Records for the exercise:
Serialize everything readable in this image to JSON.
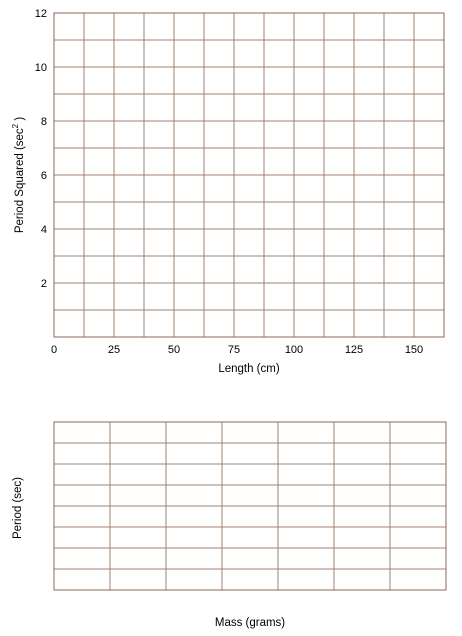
{
  "chart_data": [
    {
      "type": "scatter",
      "title": "",
      "xlabel": "Length (cm)",
      "ylabel": "Period Squared (sec",
      "ylabel_superscript": "2",
      "ylabel_close": " )",
      "xlim": [
        0,
        162.5
      ],
      "ylim": [
        0,
        12
      ],
      "x_ticks": [
        0,
        25,
        50,
        75,
        100,
        125,
        150
      ],
      "y_ticks": [
        2,
        4,
        6,
        8,
        10,
        12
      ],
      "x_grid_step": 12.5,
      "y_grid_step": 1,
      "grid": true,
      "series": [],
      "grid_color": "#a08070"
    },
    {
      "type": "scatter",
      "title": "",
      "xlabel": "Mass (grams)",
      "ylabel": "Period (sec)",
      "x_ticks": [],
      "y_ticks": [],
      "x_divisions": 7,
      "y_divisions": 8,
      "grid": true,
      "series": [],
      "grid_color": "#a08070"
    }
  ]
}
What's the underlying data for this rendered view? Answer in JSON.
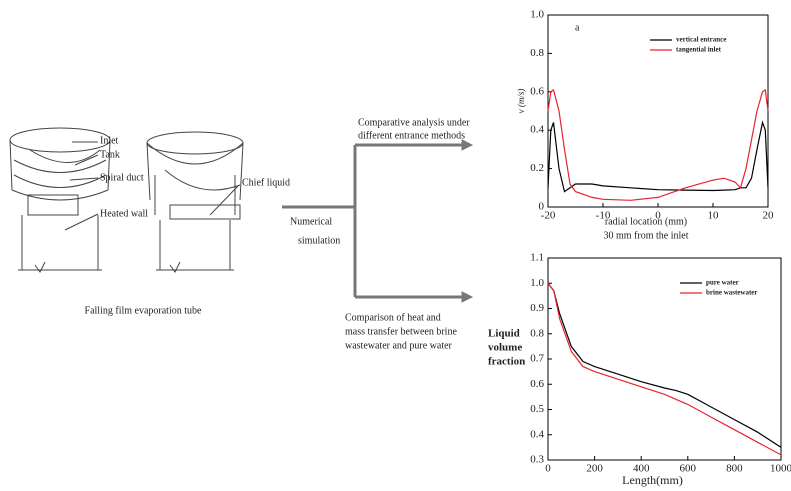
{
  "diagram": {
    "labels": {
      "inlet": "Inlet",
      "tank": "Tank",
      "spiral": "Spiral duct",
      "heated": "Heated wall",
      "chief": "Chief liquid"
    },
    "caption": "Falling film evaporation tube",
    "method": [
      "Numerical",
      "simulation"
    ],
    "branch_top": [
      "Comparative analysis under",
      "different entrance methods"
    ],
    "branch_bottom": [
      "Comparison of heat and",
      "mass transfer between brine",
      "wastewater and pure water"
    ]
  },
  "chart_data": [
    {
      "type": "line",
      "annotation": "a",
      "x_label": "radial location (mm)",
      "subtitle": "30 mm from the inlet",
      "y_label": "v (m/s)",
      "x": [
        -20,
        -19.5,
        -19,
        -18,
        -17,
        -16,
        -15,
        -12,
        -10,
        -5,
        0,
        5,
        10,
        12,
        14,
        15,
        16,
        17,
        18,
        19,
        19.5,
        20
      ],
      "series": [
        {
          "name": "vertical entrance",
          "color": "#000000",
          "values": [
            0.1,
            0.4,
            0.44,
            0.2,
            0.08,
            0.1,
            0.12,
            0.12,
            0.11,
            0.1,
            0.09,
            0.088,
            0.086,
            0.088,
            0.09,
            0.1,
            0.1,
            0.15,
            0.3,
            0.44,
            0.4,
            0.1
          ]
        },
        {
          "name": "tangential inlet",
          "color": "#e8242a",
          "values": [
            0.5,
            0.6,
            0.61,
            0.5,
            0.3,
            0.12,
            0.08,
            0.05,
            0.04,
            0.035,
            0.05,
            0.1,
            0.14,
            0.15,
            0.13,
            0.1,
            0.2,
            0.35,
            0.5,
            0.6,
            0.61,
            0.5
          ]
        }
      ],
      "xlim": [
        -20,
        20
      ],
      "xticks": [
        -20,
        -10,
        0,
        10,
        20
      ],
      "ylim": [
        0,
        1
      ],
      "yticks": [
        0,
        0.2,
        0.4,
        0.6,
        0.8,
        {
          "value": 1,
          "label": "1.0"
        }
      ]
    },
    {
      "type": "line",
      "x_label": "Length(mm)",
      "y_label": [
        "Liquid",
        "volume",
        "fraction"
      ],
      "x": [
        0,
        25,
        50,
        100,
        150,
        200,
        300,
        400,
        500,
        550,
        600,
        700,
        800,
        900,
        1000
      ],
      "series": [
        {
          "name": "pure water",
          "color": "#000000",
          "values": [
            1.0,
            0.97,
            0.88,
            0.75,
            0.69,
            0.67,
            0.64,
            0.61,
            0.585,
            0.575,
            0.56,
            0.51,
            0.46,
            0.41,
            0.35
          ]
        },
        {
          "name": "brine wastewater",
          "color": "#e8242a",
          "values": [
            1.0,
            0.97,
            0.86,
            0.73,
            0.67,
            0.65,
            0.62,
            0.59,
            0.56,
            0.54,
            0.52,
            0.47,
            0.42,
            0.37,
            0.32
          ]
        }
      ],
      "xlim": [
        0,
        1000
      ],
      "xticks": [
        0,
        200,
        400,
        600,
        800,
        1000
      ],
      "ylim": [
        0.3,
        1.1
      ],
      "yticks": [
        0.3,
        0.4,
        0.5,
        0.6,
        0.7,
        0.8,
        0.9,
        {
          "value": 1,
          "label": "1.0"
        },
        1.1
      ]
    }
  ]
}
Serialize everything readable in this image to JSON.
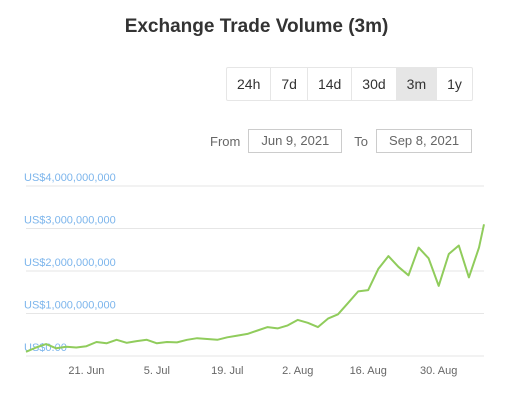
{
  "title": "Exchange Trade Volume (3m)",
  "range_buttons": [
    {
      "label": "24h",
      "active": false
    },
    {
      "label": "7d",
      "active": false
    },
    {
      "label": "14d",
      "active": false
    },
    {
      "label": "30d",
      "active": false
    },
    {
      "label": "3m",
      "active": true
    },
    {
      "label": "1y",
      "active": false
    }
  ],
  "date_range": {
    "from_label": "From",
    "from_value": "Jun 9, 2021",
    "to_label": "To",
    "to_value": "Sep 8, 2021"
  },
  "chart_data": {
    "type": "line",
    "title": "Exchange Trade Volume (3m)",
    "ylim": [
      0,
      4000000000
    ],
    "y_ticks": [
      0,
      1000000000,
      2000000000,
      3000000000,
      4000000000
    ],
    "y_tick_labels": [
      "US$0.00",
      "US$1,000,000,000",
      "US$2,000,000,000",
      "US$3,000,000,000",
      "US$4,000,000,000"
    ],
    "x_ticks": [
      "2021-06-21",
      "2021-07-05",
      "2021-07-19",
      "2021-08-02",
      "2021-08-16",
      "2021-08-30"
    ],
    "x_tick_labels": [
      "21. Jun",
      "5. Jul",
      "19. Jul",
      "2. Aug",
      "16. Aug",
      "30. Aug"
    ],
    "x_range": [
      "2021-06-09",
      "2021-09-08"
    ],
    "grid": true,
    "line_color": "#90cc5c",
    "axis_label_color": "#7cb5ec",
    "series": [
      {
        "x": [
          "2021-06-09",
          "2021-06-11",
          "2021-06-13",
          "2021-06-15",
          "2021-06-17",
          "2021-06-19",
          "2021-06-21",
          "2021-06-23",
          "2021-06-25",
          "2021-06-27",
          "2021-06-29",
          "2021-07-01",
          "2021-07-03",
          "2021-07-05",
          "2021-07-07",
          "2021-07-09",
          "2021-07-11",
          "2021-07-13",
          "2021-07-15",
          "2021-07-17",
          "2021-07-19",
          "2021-07-21",
          "2021-07-23",
          "2021-07-25",
          "2021-07-27",
          "2021-07-29",
          "2021-07-31",
          "2021-08-02",
          "2021-08-04",
          "2021-08-06",
          "2021-08-08",
          "2021-08-10",
          "2021-08-12",
          "2021-08-14",
          "2021-08-16",
          "2021-08-18",
          "2021-08-20",
          "2021-08-22",
          "2021-08-24",
          "2021-08-26",
          "2021-08-28",
          "2021-08-30",
          "2021-09-01",
          "2021-09-03",
          "2021-09-05",
          "2021-09-07",
          "2021-09-08"
        ],
        "values": [
          100000000,
          200000000,
          280000000,
          180000000,
          220000000,
          200000000,
          230000000,
          330000000,
          300000000,
          380000000,
          310000000,
          350000000,
          380000000,
          300000000,
          330000000,
          320000000,
          380000000,
          420000000,
          400000000,
          380000000,
          440000000,
          480000000,
          520000000,
          600000000,
          680000000,
          650000000,
          720000000,
          850000000,
          780000000,
          680000000,
          880000000,
          980000000,
          1250000000,
          1520000000,
          1550000000,
          2050000000,
          2350000000,
          2100000000,
          1900000000,
          2550000000,
          2300000000,
          1650000000,
          2400000000,
          2600000000,
          1850000000,
          2550000000,
          3100000000
        ]
      }
    ]
  }
}
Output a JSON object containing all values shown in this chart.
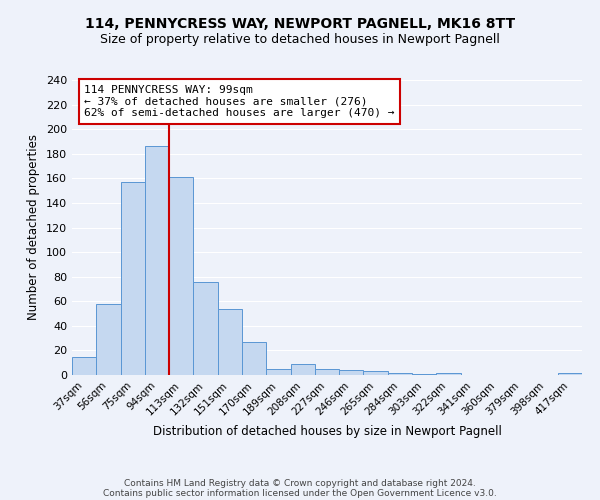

Task to complete: Go through the entries above and output them exactly, without pictures.

Exercise response:
Serialize everything readable in this image to JSON.
{
  "chart_data": [
    {
      "type": "scatter",
      "title": "",
      "xlabel": "Length (cm)",
      "ylabel": "Period Squared (sec",
      "ylabel_superscript": "2",
      "ylabel_close": " )",
      "xlim": [
        0,
        162.5
      ],
      "ylim": [
        0,
        12
      ],
      "x_ticks": [
        0,
        25,
        50,
        75,
        100,
        125,
        150
      ],
      "y_ticks": [
        2,
        4,
        6,
        8,
        10,
        12
      ],
      "x_grid_step": 12.5,
      "y_grid_step": 1,
      "grid": true,
      "series": [],
      "grid_color": "#a08070"
    },
    {
      "type": "scatter",
      "title": "",
      "xlabel": "Mass (grams)",
      "ylabel": "Period (sec)",
      "x_ticks": [],
      "y_ticks": [],
      "x_divisions": 7,
      "y_divisions": 8,
      "grid": true,
      "series": [],
      "grid_color": "#a08070"
    }
  ]
}
What's the underlying data for this rendered view? Answer in JSON.
{
  "diagram": {
    "labels": {
      "inlet": "Inlet",
      "tank": "Tank",
      "spiral": "Spiral duct",
      "heated": "Heated wall",
      "chief": "Chief liquid"
    },
    "caption": "Falling film evaporation tube",
    "method": [
      "Numerical",
      "simulation"
    ],
    "branch_top": [
      "Comparative analysis under",
      "different entrance methods"
    ],
    "branch_bottom": [
      "Comparison of heat and",
      "mass transfer between brine",
      "wastewater and pure water"
    ]
  },
  "chart_data": [
    {
      "type": "line",
      "annotation": "a",
      "x_label": "radial location (mm)",
      "subtitle": "30 mm from the inlet",
      "y_label": "v (m/s)",
      "x": [
        -20,
        -19.5,
        -19,
        -18,
        -17,
        -16,
        -15,
        -12,
        -10,
        -5,
        0,
        5,
        10,
        12,
        14,
        15,
        16,
        17,
        18,
        19,
        19.5,
        20
      ],
      "series": [
        {
          "name": "vertical entrance",
          "color": "#000000",
          "values": [
            0.1,
            0.4,
            0.44,
            0.2,
            0.08,
            0.1,
            0.12,
            0.12,
            0.11,
            0.1,
            0.09,
            0.088,
            0.086,
            0.088,
            0.09,
            0.1,
            0.1,
            0.15,
            0.3,
            0.44,
            0.4,
            0.1
          ]
        },
        {
          "name": "tangential inlet",
          "color": "#e8242a",
          "values": [
            0.5,
            0.6,
            0.61,
            0.5,
            0.3,
            0.12,
            0.08,
            0.05,
            0.04,
            0.035,
            0.05,
            0.1,
            0.14,
            0.15,
            0.13,
            0.1,
            0.2,
            0.35,
            0.5,
            0.6,
            0.61,
            0.5
          ]
        }
      ],
      "xlim": [
        -20,
        20
      ],
      "xticks": [
        -20,
        -10,
        0,
        10,
        20
      ],
      "ylim": [
        0,
        1
      ],
      "yticks": [
        0,
        0.2,
        0.4,
        0.6,
        0.8,
        {
          "value": 1,
          "label": "1.0"
        }
      ]
    },
    {
      "type": "line",
      "x_label": "Length(mm)",
      "y_label": [
        "Liquid",
        "volume",
        "fraction"
      ],
      "x": [
        0,
        25,
        50,
        100,
        150,
        200,
        300,
        400,
        500,
        550,
        600,
        700,
        800,
        900,
        1000
      ],
      "series": [
        {
          "name": "pure water",
          "color": "#000000",
          "values": [
            1.0,
            0.97,
            0.88,
            0.75,
            0.69,
            0.67,
            0.64,
            0.61,
            0.585,
            0.575,
            0.56,
            0.51,
            0.46,
            0.41,
            0.35
          ]
        },
        {
          "name": "brine wastewater",
          "color": "#e8242a",
          "values": [
            1.0,
            0.97,
            0.86,
            0.73,
            0.67,
            0.65,
            0.62,
            0.59,
            0.56,
            0.54,
            0.52,
            0.47,
            0.42,
            0.37,
            0.32
          ]
        }
      ],
      "xlim": [
        0,
        1000
      ],
      "xticks": [
        0,
        200,
        400,
        600,
        800,
        1000
      ],
      "ylim": [
        0.3,
        1.1
      ],
      "yticks": [
        0.3,
        0.4,
        0.5,
        0.6,
        0.7,
        0.8,
        0.9,
        {
          "value": 1,
          "label": "1.0"
        },
        1.1
      ]
    }
  ]
}
Serialize everything readable in this image to JSON.
{
  "title": "Exchange Trade Volume (3m)",
  "range_buttons": [
    {
      "label": "24h",
      "active": false
    },
    {
      "label": "7d",
      "active": false
    },
    {
      "label": "14d",
      "active": false
    },
    {
      "label": "30d",
      "active": false
    },
    {
      "label": "3m",
      "active": true
    },
    {
      "label": "1y",
      "active": false
    }
  ],
  "date_range": {
    "from_label": "From",
    "from_value": "Jun 9, 2021",
    "to_label": "To",
    "to_value": "Sep 8, 2021"
  },
  "chart_data": {
    "type": "line",
    "title": "Exchange Trade Volume (3m)",
    "ylim": [
      0,
      4000000000
    ],
    "y_ticks": [
      0,
      1000000000,
      2000000000,
      3000000000,
      4000000000
    ],
    "y_tick_labels": [
      "US$0.00",
      "US$1,000,000,000",
      "US$2,000,000,000",
      "US$3,000,000,000",
      "US$4,000,000,000"
    ],
    "x_ticks": [
      "2021-06-21",
      "2021-07-05",
      "2021-07-19",
      "2021-08-02",
      "2021-08-16",
      "2021-08-30"
    ],
    "x_tick_labels": [
      "21. Jun",
      "5. Jul",
      "19. Jul",
      "2. Aug",
      "16. Aug",
      "30. Aug"
    ],
    "x_range": [
      "2021-06-09",
      "2021-09-08"
    ],
    "grid": true,
    "line_color": "#90cc5c",
    "axis_label_color": "#7cb5ec",
    "series": [
      {
        "x": [
          "2021-06-09",
          "2021-06-11",
          "2021-06-13",
          "2021-06-15",
          "2021-06-17",
          "2021-06-19",
          "2021-06-21",
          "2021-06-23",
          "2021-06-25",
          "2021-06-27",
          "2021-06-29",
          "2021-07-01",
          "2021-07-03",
          "2021-07-05",
          "2021-07-07",
          "2021-07-09",
          "2021-07-11",
          "2021-07-13",
          "2021-07-15",
          "2021-07-17",
          "2021-07-19",
          "2021-07-21",
          "2021-07-23",
          "2021-07-25",
          "2021-07-27",
          "2021-07-29",
          "2021-07-31",
          "2021-08-02",
          "2021-08-04",
          "2021-08-06",
          "2021-08-08",
          "2021-08-10",
          "2021-08-12",
          "2021-08-14",
          "2021-08-16",
          "2021-08-18",
          "2021-08-20",
          "2021-08-22",
          "2021-08-24",
          "2021-08-26",
          "2021-08-28",
          "2021-08-30",
          "2021-09-01",
          "2021-09-03",
          "2021-09-05",
          "2021-09-07",
          "2021-09-08"
        ],
        "values": [
          100000000,
          200000000,
          280000000,
          180000000,
          220000000,
          200000000,
          230000000,
          330000000,
          300000000,
          380000000,
          310000000,
          350000000,
          380000000,
          300000000,
          330000000,
          320000000,
          380000000,
          420000000,
          400000000,
          380000000,
          440000000,
          480000000,
          520000000,
          600000000,
          680000000,
          650000000,
          720000000,
          850000000,
          780000000,
          680000000,
          880000000,
          980000000,
          1250000000,
          1520000000,
          1550000000,
          2050000000,
          2350000000,
          2100000000,
          1900000000,
          2550000000,
          2300000000,
          1650000000,
          2400000000,
          2600000000,
          1850000000,
          2550000000,
          3100000000
        ]
      }
    ]
  }
}
Output a JSON object containing all values shown in this chart.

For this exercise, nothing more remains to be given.